(Figure content listings)
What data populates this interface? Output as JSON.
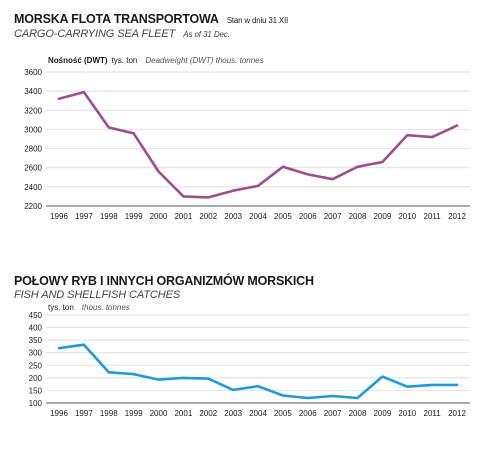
{
  "chart_data": [
    {
      "type": "line",
      "title": "MORSKA FLOTA TRANSPORTOWA",
      "title_note": "Stan w dniu 31 XII",
      "subtitle": "CARGO-CARRYING SEA FLEET",
      "subtitle_note": "As of 31 Dec.",
      "ylabel_pl": "Nośność (DWT)",
      "ylabel_pl_unit": "tys. ton",
      "ylabel_en": "Deadweight (DWT) thous. tonnes",
      "x": [
        "1996",
        "1997",
        "1998",
        "1999",
        "2000",
        "2001",
        "2002",
        "2003",
        "2004",
        "2005",
        "2006",
        "2007",
        "2008",
        "2009",
        "2010",
        "2011",
        "2012"
      ],
      "values": [
        3320,
        3390,
        3020,
        2960,
        2560,
        2300,
        2290,
        2360,
        2410,
        2610,
        2530,
        2480,
        2610,
        2660,
        2940,
        2920,
        3040
      ],
      "ylim": [
        2200,
        3600
      ],
      "yticks": [
        2200,
        2400,
        2600,
        2800,
        3000,
        3200,
        3400,
        3600
      ],
      "line_color": "#9b4f8e",
      "grid": "horizontal"
    },
    {
      "type": "line",
      "title": "POŁOWY RYB I INNYCH ORGANIZMÓW MORSKICH",
      "subtitle": "FISH AND SHELLFISH CATCHES",
      "ylabel_pl_unit": "tys. ton",
      "ylabel_en": "thous. tonnes",
      "x": [
        "1996",
        "1997",
        "1998",
        "1999",
        "2000",
        "2001",
        "2002",
        "2003",
        "2004",
        "2005",
        "2006",
        "2007",
        "2008",
        "2009",
        "2010",
        "2011",
        "2012"
      ],
      "values": [
        318,
        332,
        222,
        215,
        193,
        200,
        197,
        152,
        167,
        130,
        120,
        128,
        120,
        205,
        165,
        172,
        172
      ],
      "ylim": [
        100,
        450
      ],
      "yticks": [
        100,
        150,
        200,
        250,
        300,
        350,
        400,
        450
      ],
      "line_color": "#1f9ad6",
      "grid": "horizontal"
    }
  ]
}
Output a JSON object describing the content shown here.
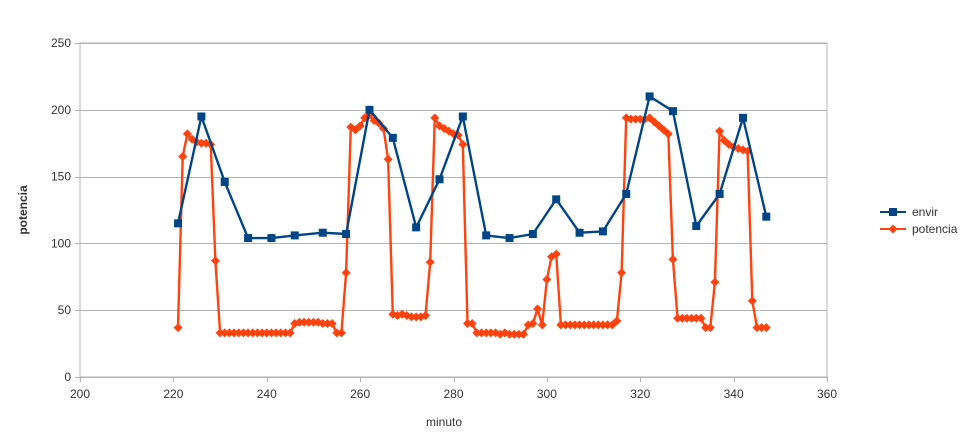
{
  "chart_data": {
    "type": "line",
    "title": "",
    "xlabel": "minuto",
    "ylabel": "potencia",
    "xlim": [
      200,
      360
    ],
    "ylim": [
      0,
      250
    ],
    "x_ticks": [
      200,
      220,
      240,
      260,
      280,
      300,
      320,
      340,
      360
    ],
    "y_ticks": [
      0,
      50,
      100,
      150,
      200,
      250
    ],
    "grid": "horizontal",
    "legend_position": "right",
    "series": [
      {
        "name": "envir",
        "color": "#004586",
        "marker": "square",
        "points": [
          [
            221,
            115
          ],
          [
            226,
            195
          ],
          [
            231,
            146
          ],
          [
            236,
            104
          ],
          [
            241,
            104
          ],
          [
            246,
            106
          ],
          [
            252,
            108
          ],
          [
            257,
            107
          ],
          [
            262,
            200
          ],
          [
            267,
            179
          ],
          [
            272,
            112
          ],
          [
            277,
            148
          ],
          [
            282,
            195
          ],
          [
            287,
            106
          ],
          [
            292,
            104
          ],
          [
            297,
            107
          ],
          [
            302,
            133
          ],
          [
            307,
            108
          ],
          [
            312,
            109
          ],
          [
            317,
            137
          ],
          [
            322,
            210
          ],
          [
            327,
            199
          ],
          [
            332,
            113
          ],
          [
            337,
            137
          ],
          [
            342,
            194
          ],
          [
            347,
            120
          ]
        ]
      },
      {
        "name": "potencia",
        "color": "#ff420e",
        "marker": "diamond",
        "points": [
          [
            221,
            37
          ],
          [
            222,
            165
          ],
          [
            223,
            182
          ],
          [
            224,
            178
          ],
          [
            225,
            176
          ],
          [
            226,
            175
          ],
          [
            227,
            175
          ],
          [
            228,
            174
          ],
          [
            229,
            87
          ],
          [
            230,
            33
          ],
          [
            231,
            33
          ],
          [
            232,
            33
          ],
          [
            233,
            33
          ],
          [
            234,
            33
          ],
          [
            235,
            33
          ],
          [
            236,
            33
          ],
          [
            237,
            33
          ],
          [
            238,
            33
          ],
          [
            239,
            33
          ],
          [
            240,
            33
          ],
          [
            241,
            33
          ],
          [
            242,
            33
          ],
          [
            243,
            33
          ],
          [
            244,
            33
          ],
          [
            245,
            33
          ],
          [
            246,
            40
          ],
          [
            247,
            41
          ],
          [
            248,
            41
          ],
          [
            249,
            41
          ],
          [
            250,
            41
          ],
          [
            251,
            41
          ],
          [
            252,
            40
          ],
          [
            253,
            40
          ],
          [
            254,
            40
          ],
          [
            255,
            33
          ],
          [
            256,
            33
          ],
          [
            257,
            78
          ],
          [
            258,
            187
          ],
          [
            259,
            185
          ],
          [
            260,
            188
          ],
          [
            261,
            194
          ],
          [
            262,
            196
          ],
          [
            263,
            192
          ],
          [
            264,
            190
          ],
          [
            265,
            186
          ],
          [
            266,
            163
          ],
          [
            267,
            47
          ],
          [
            268,
            46
          ],
          [
            269,
            47
          ],
          [
            270,
            46
          ],
          [
            271,
            45
          ],
          [
            272,
            45
          ],
          [
            273,
            45
          ],
          [
            274,
            46
          ],
          [
            275,
            86
          ],
          [
            276,
            194
          ],
          [
            277,
            188
          ],
          [
            278,
            186
          ],
          [
            279,
            184
          ],
          [
            280,
            182
          ],
          [
            281,
            181
          ],
          [
            282,
            174
          ],
          [
            283,
            40
          ],
          [
            284,
            40
          ],
          [
            285,
            33
          ],
          [
            286,
            33
          ],
          [
            287,
            33
          ],
          [
            288,
            33
          ],
          [
            289,
            33
          ],
          [
            290,
            32
          ],
          [
            291,
            33
          ],
          [
            292,
            32
          ],
          [
            293,
            32
          ],
          [
            294,
            32
          ],
          [
            295,
            32
          ],
          [
            296,
            39
          ],
          [
            297,
            40
          ],
          [
            298,
            51
          ],
          [
            299,
            39
          ],
          [
            300,
            73
          ],
          [
            301,
            90
          ],
          [
            302,
            92
          ],
          [
            303,
            39
          ],
          [
            304,
            39
          ],
          [
            305,
            39
          ],
          [
            306,
            39
          ],
          [
            307,
            39
          ],
          [
            308,
            39
          ],
          [
            309,
            39
          ],
          [
            310,
            39
          ],
          [
            311,
            39
          ],
          [
            312,
            39
          ],
          [
            313,
            39
          ],
          [
            314,
            39
          ],
          [
            315,
            42
          ],
          [
            316,
            78
          ],
          [
            317,
            194
          ],
          [
            318,
            193
          ],
          [
            319,
            193
          ],
          [
            320,
            193
          ],
          [
            321,
            193
          ],
          [
            322,
            194
          ],
          [
            323,
            191
          ],
          [
            324,
            188
          ],
          [
            325,
            185
          ],
          [
            326,
            182
          ],
          [
            327,
            88
          ],
          [
            328,
            44
          ],
          [
            329,
            44
          ],
          [
            330,
            44
          ],
          [
            331,
            44
          ],
          [
            332,
            44
          ],
          [
            333,
            44
          ],
          [
            334,
            37
          ],
          [
            335,
            37
          ],
          [
            336,
            71
          ],
          [
            337,
            184
          ],
          [
            338,
            177
          ],
          [
            339,
            174
          ],
          [
            340,
            172
          ],
          [
            341,
            171
          ],
          [
            342,
            170
          ],
          [
            343,
            169
          ],
          [
            344,
            57
          ],
          [
            345,
            37
          ],
          [
            346,
            37
          ],
          [
            347,
            37
          ]
        ]
      }
    ]
  }
}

Work to complete:
Every entry above should be duplicated exactly. Do not include the images.

Answer below:
What data populates this interface? Output as JSON.
{
  "chart_data": [
    {
      "type": "line",
      "title": "MORSKA FLOTA TRANSPORTOWA",
      "title_note": "Stan w dniu 31 XII",
      "subtitle": "CARGO-CARRYING SEA FLEET",
      "subtitle_note": "As of 31 Dec.",
      "ylabel_pl": "Nośność (DWT)",
      "ylabel_pl_unit": "tys. ton",
      "ylabel_en": "Deadweight (DWT) thous. tonnes",
      "x": [
        "1996",
        "1997",
        "1998",
        "1999",
        "2000",
        "2001",
        "2002",
        "2003",
        "2004",
        "2005",
        "2006",
        "2007",
        "2008",
        "2009",
        "2010",
        "2011",
        "2012"
      ],
      "values": [
        3320,
        3390,
        3020,
        2960,
        2560,
        2300,
        2290,
        2360,
        2410,
        2610,
        2530,
        2480,
        2610,
        2660,
        2940,
        2920,
        3040
      ],
      "ylim": [
        2200,
        3600
      ],
      "yticks": [
        2200,
        2400,
        2600,
        2800,
        3000,
        3200,
        3400,
        3600
      ],
      "line_color": "#9b4f8e",
      "grid": "horizontal"
    },
    {
      "type": "line",
      "title": "POŁOWY RYB I INNYCH ORGANIZMÓW MORSKICH",
      "subtitle": "FISH AND SHELLFISH CATCHES",
      "ylabel_pl_unit": "tys. ton",
      "ylabel_en": "thous. tonnes",
      "x": [
        "1996",
        "1997",
        "1998",
        "1999",
        "2000",
        "2001",
        "2002",
        "2003",
        "2004",
        "2005",
        "2006",
        "2007",
        "2008",
        "2009",
        "2010",
        "2011",
        "2012"
      ],
      "values": [
        318,
        332,
        222,
        215,
        193,
        200,
        197,
        152,
        167,
        130,
        120,
        128,
        120,
        205,
        165,
        172,
        172
      ],
      "ylim": [
        100,
        450
      ],
      "yticks": [
        100,
        150,
        200,
        250,
        300,
        350,
        400,
        450
      ],
      "line_color": "#1f9ad6",
      "grid": "horizontal"
    }
  ]
}
Output a JSON object describing the content shown here.
{
  "chart_data": {
    "type": "line",
    "title": "",
    "xlabel": "minuto",
    "ylabel": "potencia",
    "xlim": [
      200,
      360
    ],
    "ylim": [
      0,
      250
    ],
    "x_ticks": [
      200,
      220,
      240,
      260,
      280,
      300,
      320,
      340,
      360
    ],
    "y_ticks": [
      0,
      50,
      100,
      150,
      200,
      250
    ],
    "grid": "horizontal",
    "legend_position": "right",
    "series": [
      {
        "name": "envir",
        "color": "#004586",
        "marker": "square",
        "points": [
          [
            221,
            115
          ],
          [
            226,
            195
          ],
          [
            231,
            146
          ],
          [
            236,
            104
          ],
          [
            241,
            104
          ],
          [
            246,
            106
          ],
          [
            252,
            108
          ],
          [
            257,
            107
          ],
          [
            262,
            200
          ],
          [
            267,
            179
          ],
          [
            272,
            112
          ],
          [
            277,
            148
          ],
          [
            282,
            195
          ],
          [
            287,
            106
          ],
          [
            292,
            104
          ],
          [
            297,
            107
          ],
          [
            302,
            133
          ],
          [
            307,
            108
          ],
          [
            312,
            109
          ],
          [
            317,
            137
          ],
          [
            322,
            210
          ],
          [
            327,
            199
          ],
          [
            332,
            113
          ],
          [
            337,
            137
          ],
          [
            342,
            194
          ],
          [
            347,
            120
          ]
        ]
      },
      {
        "name": "potencia",
        "color": "#ff420e",
        "marker": "diamond",
        "points": [
          [
            221,
            37
          ],
          [
            222,
            165
          ],
          [
            223,
            182
          ],
          [
            224,
            178
          ],
          [
            225,
            176
          ],
          [
            226,
            175
          ],
          [
            227,
            175
          ],
          [
            228,
            174
          ],
          [
            229,
            87
          ],
          [
            230,
            33
          ],
          [
            231,
            33
          ],
          [
            232,
            33
          ],
          [
            233,
            33
          ],
          [
            234,
            33
          ],
          [
            235,
            33
          ],
          [
            236,
            33
          ],
          [
            237,
            33
          ],
          [
            238,
            33
          ],
          [
            239,
            33
          ],
          [
            240,
            33
          ],
          [
            241,
            33
          ],
          [
            242,
            33
          ],
          [
            243,
            33
          ],
          [
            244,
            33
          ],
          [
            245,
            33
          ],
          [
            246,
            40
          ],
          [
            247,
            41
          ],
          [
            248,
            41
          ],
          [
            249,
            41
          ],
          [
            250,
            41
          ],
          [
            251,
            41
          ],
          [
            252,
            40
          ],
          [
            253,
            40
          ],
          [
            254,
            40
          ],
          [
            255,
            33
          ],
          [
            256,
            33
          ],
          [
            257,
            78
          ],
          [
            258,
            187
          ],
          [
            259,
            185
          ],
          [
            260,
            188
          ],
          [
            261,
            194
          ],
          [
            262,
            196
          ],
          [
            263,
            192
          ],
          [
            264,
            190
          ],
          [
            265,
            186
          ],
          [
            266,
            163
          ],
          [
            267,
            47
          ],
          [
            268,
            46
          ],
          [
            269,
            47
          ],
          [
            270,
            46
          ],
          [
            271,
            45
          ],
          [
            272,
            45
          ],
          [
            273,
            45
          ],
          [
            274,
            46
          ],
          [
            275,
            86
          ],
          [
            276,
            194
          ],
          [
            277,
            188
          ],
          [
            278,
            186
          ],
          [
            279,
            184
          ],
          [
            280,
            182
          ],
          [
            281,
            181
          ],
          [
            282,
            174
          ],
          [
            283,
            40
          ],
          [
            284,
            40
          ],
          [
            285,
            33
          ],
          [
            286,
            33
          ],
          [
            287,
            33
          ],
          [
            288,
            33
          ],
          [
            289,
            33
          ],
          [
            290,
            32
          ],
          [
            291,
            33
          ],
          [
            292,
            32
          ],
          [
            293,
            32
          ],
          [
            294,
            32
          ],
          [
            295,
            32
          ],
          [
            296,
            39
          ],
          [
            297,
            40
          ],
          [
            298,
            51
          ],
          [
            299,
            39
          ],
          [
            300,
            73
          ],
          [
            301,
            90
          ],
          [
            302,
            92
          ],
          [
            303,
            39
          ],
          [
            304,
            39
          ],
          [
            305,
            39
          ],
          [
            306,
            39
          ],
          [
            307,
            39
          ],
          [
            308,
            39
          ],
          [
            309,
            39
          ],
          [
            310,
            39
          ],
          [
            311,
            39
          ],
          [
            312,
            39
          ],
          [
            313,
            39
          ],
          [
            314,
            39
          ],
          [
            315,
            42
          ],
          [
            316,
            78
          ],
          [
            317,
            194
          ],
          [
            318,
            193
          ],
          [
            319,
            193
          ],
          [
            320,
            193
          ],
          [
            321,
            193
          ],
          [
            322,
            194
          ],
          [
            323,
            191
          ],
          [
            324,
            188
          ],
          [
            325,
            185
          ],
          [
            326,
            182
          ],
          [
            327,
            88
          ],
          [
            328,
            44
          ],
          [
            329,
            44
          ],
          [
            330,
            44
          ],
          [
            331,
            44
          ],
          [
            332,
            44
          ],
          [
            333,
            44
          ],
          [
            334,
            37
          ],
          [
            335,
            37
          ],
          [
            336,
            71
          ],
          [
            337,
            184
          ],
          [
            338,
            177
          ],
          [
            339,
            174
          ],
          [
            340,
            172
          ],
          [
            341,
            171
          ],
          [
            342,
            170
          ],
          [
            343,
            169
          ],
          [
            344,
            57
          ],
          [
            345,
            37
          ],
          [
            346,
            37
          ],
          [
            347,
            37
          ]
        ]
      }
    ]
  }
}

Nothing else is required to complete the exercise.